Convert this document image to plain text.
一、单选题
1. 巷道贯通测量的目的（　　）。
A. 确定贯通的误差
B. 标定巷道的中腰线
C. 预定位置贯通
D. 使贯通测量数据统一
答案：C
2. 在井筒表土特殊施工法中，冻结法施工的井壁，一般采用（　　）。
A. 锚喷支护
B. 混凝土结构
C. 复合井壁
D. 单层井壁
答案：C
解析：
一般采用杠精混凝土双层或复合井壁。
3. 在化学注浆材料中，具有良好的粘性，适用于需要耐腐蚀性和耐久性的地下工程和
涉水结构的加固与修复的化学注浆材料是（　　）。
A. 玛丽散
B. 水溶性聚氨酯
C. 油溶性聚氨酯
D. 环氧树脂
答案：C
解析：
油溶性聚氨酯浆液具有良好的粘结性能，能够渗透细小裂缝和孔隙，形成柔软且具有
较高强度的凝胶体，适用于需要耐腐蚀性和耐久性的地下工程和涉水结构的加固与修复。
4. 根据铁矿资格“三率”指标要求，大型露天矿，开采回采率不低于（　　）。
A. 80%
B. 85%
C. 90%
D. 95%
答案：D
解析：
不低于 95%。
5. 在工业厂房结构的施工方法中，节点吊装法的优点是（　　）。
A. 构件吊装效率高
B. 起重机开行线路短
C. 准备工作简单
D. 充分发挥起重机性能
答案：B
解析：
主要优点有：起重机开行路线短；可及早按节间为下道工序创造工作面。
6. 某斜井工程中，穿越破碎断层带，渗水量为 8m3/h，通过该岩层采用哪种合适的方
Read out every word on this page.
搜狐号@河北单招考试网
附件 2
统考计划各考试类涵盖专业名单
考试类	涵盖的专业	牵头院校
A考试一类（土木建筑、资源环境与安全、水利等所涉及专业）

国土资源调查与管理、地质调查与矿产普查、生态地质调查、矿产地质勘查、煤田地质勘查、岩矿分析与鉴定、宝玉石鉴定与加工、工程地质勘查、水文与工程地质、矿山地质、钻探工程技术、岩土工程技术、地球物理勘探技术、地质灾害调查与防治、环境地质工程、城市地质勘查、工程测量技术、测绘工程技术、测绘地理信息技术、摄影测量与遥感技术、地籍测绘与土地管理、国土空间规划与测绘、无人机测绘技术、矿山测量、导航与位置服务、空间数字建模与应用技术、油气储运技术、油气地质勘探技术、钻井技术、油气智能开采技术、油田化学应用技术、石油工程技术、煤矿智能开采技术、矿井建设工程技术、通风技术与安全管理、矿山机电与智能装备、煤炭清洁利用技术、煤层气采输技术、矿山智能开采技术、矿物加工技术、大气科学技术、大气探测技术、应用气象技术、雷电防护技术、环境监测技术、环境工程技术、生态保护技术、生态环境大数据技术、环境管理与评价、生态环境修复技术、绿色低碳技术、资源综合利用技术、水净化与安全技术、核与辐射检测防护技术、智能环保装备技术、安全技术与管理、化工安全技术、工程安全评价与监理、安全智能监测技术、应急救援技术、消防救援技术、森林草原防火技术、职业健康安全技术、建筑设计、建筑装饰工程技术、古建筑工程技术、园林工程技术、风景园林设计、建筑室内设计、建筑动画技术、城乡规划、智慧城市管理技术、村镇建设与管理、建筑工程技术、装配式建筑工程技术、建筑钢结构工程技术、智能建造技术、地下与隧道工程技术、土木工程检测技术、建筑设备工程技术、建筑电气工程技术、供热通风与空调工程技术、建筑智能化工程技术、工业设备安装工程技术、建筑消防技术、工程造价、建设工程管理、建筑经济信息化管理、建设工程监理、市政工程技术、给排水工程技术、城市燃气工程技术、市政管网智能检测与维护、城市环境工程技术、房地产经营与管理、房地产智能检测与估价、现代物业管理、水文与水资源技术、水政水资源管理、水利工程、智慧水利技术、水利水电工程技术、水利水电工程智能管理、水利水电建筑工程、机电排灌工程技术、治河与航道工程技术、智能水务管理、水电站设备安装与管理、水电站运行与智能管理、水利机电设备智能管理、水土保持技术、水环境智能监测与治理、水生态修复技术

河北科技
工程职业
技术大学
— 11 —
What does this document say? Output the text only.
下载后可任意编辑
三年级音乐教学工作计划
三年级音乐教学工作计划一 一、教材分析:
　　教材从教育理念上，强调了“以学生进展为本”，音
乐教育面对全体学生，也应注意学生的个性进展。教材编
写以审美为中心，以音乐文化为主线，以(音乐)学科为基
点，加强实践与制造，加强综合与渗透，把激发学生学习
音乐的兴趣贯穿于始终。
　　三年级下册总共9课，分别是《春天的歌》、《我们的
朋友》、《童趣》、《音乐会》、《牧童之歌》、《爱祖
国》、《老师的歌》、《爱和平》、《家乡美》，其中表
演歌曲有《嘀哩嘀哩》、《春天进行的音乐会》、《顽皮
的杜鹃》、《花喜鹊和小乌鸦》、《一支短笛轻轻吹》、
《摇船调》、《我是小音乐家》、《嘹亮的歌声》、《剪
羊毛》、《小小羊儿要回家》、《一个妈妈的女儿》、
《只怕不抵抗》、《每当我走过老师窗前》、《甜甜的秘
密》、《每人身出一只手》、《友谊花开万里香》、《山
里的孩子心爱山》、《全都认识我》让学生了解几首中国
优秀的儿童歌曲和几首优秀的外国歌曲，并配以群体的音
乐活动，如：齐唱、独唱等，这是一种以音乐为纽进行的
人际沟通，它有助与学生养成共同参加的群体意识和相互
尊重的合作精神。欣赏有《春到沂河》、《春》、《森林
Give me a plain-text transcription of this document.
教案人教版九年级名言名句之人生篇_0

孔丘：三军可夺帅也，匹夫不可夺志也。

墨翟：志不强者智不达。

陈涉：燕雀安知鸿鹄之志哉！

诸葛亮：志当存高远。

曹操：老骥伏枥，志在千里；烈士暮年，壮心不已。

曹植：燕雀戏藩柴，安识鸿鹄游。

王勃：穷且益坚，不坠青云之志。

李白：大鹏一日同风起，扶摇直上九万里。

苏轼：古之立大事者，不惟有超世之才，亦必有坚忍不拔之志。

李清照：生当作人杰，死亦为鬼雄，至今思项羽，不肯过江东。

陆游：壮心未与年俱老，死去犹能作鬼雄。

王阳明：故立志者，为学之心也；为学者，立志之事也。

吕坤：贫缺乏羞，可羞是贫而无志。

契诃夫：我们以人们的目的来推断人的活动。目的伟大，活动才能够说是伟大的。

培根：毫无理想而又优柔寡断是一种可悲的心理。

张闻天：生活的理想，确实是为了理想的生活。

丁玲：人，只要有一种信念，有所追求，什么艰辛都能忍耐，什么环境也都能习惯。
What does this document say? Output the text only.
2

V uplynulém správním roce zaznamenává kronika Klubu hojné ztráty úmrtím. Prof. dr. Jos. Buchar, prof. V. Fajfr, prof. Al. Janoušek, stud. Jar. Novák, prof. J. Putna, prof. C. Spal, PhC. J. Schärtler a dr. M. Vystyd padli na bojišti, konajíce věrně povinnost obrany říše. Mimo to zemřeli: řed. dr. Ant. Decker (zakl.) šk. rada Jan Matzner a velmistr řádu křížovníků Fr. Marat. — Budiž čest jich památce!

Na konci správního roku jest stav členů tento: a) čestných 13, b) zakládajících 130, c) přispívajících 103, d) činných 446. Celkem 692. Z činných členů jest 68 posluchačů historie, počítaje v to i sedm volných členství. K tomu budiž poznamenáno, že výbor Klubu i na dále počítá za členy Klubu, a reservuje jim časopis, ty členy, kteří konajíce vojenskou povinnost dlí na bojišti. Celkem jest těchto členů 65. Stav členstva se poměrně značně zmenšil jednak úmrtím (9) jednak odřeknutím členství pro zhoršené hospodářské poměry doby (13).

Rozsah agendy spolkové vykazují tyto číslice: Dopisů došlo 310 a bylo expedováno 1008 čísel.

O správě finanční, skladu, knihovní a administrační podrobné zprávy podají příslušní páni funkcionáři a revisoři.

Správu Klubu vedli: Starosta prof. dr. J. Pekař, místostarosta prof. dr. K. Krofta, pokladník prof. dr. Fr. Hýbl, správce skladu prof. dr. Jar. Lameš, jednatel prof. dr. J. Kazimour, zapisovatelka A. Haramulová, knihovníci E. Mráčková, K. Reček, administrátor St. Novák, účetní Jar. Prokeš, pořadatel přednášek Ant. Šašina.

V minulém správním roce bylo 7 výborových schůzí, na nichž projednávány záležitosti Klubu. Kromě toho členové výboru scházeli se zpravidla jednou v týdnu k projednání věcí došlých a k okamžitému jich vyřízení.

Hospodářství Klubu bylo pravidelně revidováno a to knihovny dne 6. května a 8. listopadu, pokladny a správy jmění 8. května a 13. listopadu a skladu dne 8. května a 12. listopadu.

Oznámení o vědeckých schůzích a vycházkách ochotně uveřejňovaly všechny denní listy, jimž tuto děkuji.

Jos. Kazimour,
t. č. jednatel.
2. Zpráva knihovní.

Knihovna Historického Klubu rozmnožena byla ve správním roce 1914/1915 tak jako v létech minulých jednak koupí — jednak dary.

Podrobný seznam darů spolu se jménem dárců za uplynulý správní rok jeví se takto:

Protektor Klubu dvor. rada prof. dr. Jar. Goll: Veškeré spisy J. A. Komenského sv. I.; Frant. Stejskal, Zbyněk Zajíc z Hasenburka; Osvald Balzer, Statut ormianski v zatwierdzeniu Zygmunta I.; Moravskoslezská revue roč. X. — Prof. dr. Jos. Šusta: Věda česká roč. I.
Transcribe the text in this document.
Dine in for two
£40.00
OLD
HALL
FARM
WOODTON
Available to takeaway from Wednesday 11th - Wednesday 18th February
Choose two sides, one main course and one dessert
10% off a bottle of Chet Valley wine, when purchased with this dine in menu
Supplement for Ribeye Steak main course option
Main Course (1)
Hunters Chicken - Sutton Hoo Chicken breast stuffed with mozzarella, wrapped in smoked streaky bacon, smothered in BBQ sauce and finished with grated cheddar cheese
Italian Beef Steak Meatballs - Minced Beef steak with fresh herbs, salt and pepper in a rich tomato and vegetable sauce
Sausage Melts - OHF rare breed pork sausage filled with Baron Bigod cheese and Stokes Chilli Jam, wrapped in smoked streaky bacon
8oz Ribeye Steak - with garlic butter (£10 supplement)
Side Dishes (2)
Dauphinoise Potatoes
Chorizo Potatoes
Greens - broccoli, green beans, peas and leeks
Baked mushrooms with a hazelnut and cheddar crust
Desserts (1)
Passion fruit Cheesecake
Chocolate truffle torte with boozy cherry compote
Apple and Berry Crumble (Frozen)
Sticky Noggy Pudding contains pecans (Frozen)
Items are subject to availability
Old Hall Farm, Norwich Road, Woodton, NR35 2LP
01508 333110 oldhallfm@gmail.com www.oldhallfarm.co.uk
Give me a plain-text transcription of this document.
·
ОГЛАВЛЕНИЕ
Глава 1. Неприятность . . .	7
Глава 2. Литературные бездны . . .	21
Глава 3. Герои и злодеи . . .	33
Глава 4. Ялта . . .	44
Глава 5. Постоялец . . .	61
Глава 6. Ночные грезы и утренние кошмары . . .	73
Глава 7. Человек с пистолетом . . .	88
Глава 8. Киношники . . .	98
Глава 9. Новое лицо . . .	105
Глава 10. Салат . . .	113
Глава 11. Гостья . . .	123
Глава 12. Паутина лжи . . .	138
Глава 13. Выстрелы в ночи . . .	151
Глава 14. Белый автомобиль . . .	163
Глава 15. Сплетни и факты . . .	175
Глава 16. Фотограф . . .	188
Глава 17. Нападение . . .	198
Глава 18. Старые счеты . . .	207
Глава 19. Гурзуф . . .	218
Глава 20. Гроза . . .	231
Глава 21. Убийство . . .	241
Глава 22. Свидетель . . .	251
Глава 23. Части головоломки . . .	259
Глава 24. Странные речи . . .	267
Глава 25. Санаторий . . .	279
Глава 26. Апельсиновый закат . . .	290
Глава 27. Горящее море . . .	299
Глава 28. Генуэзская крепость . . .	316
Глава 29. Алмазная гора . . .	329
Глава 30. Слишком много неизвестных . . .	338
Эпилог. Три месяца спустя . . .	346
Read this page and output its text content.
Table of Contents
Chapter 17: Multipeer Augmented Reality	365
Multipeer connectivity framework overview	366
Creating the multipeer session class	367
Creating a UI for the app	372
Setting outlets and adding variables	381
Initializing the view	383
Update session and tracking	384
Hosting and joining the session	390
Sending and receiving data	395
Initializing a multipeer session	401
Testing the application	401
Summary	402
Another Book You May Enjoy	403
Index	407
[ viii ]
+ + + + + + +
Set problem | Find every line that has "Kazimour" in it, then return those lines.

Correct result |
Správu Klubu vedli: Starosta prof. dr. J. Pekař, místostarosta prof. dr. K. Krofta, pokladník prof. dr. Fr. Hýbl, správce skladu prof. dr. Jar. Lameš, jednatel prof. dr. J. Kazimour, zapisovatelka A. Haramulová, knihovníci E. Mráčková, K. Reček, administrátor St. Novák, účetní Jar. Prokeš, pořadatel přednášek Ant. Šašina.
Jos. Kazimour,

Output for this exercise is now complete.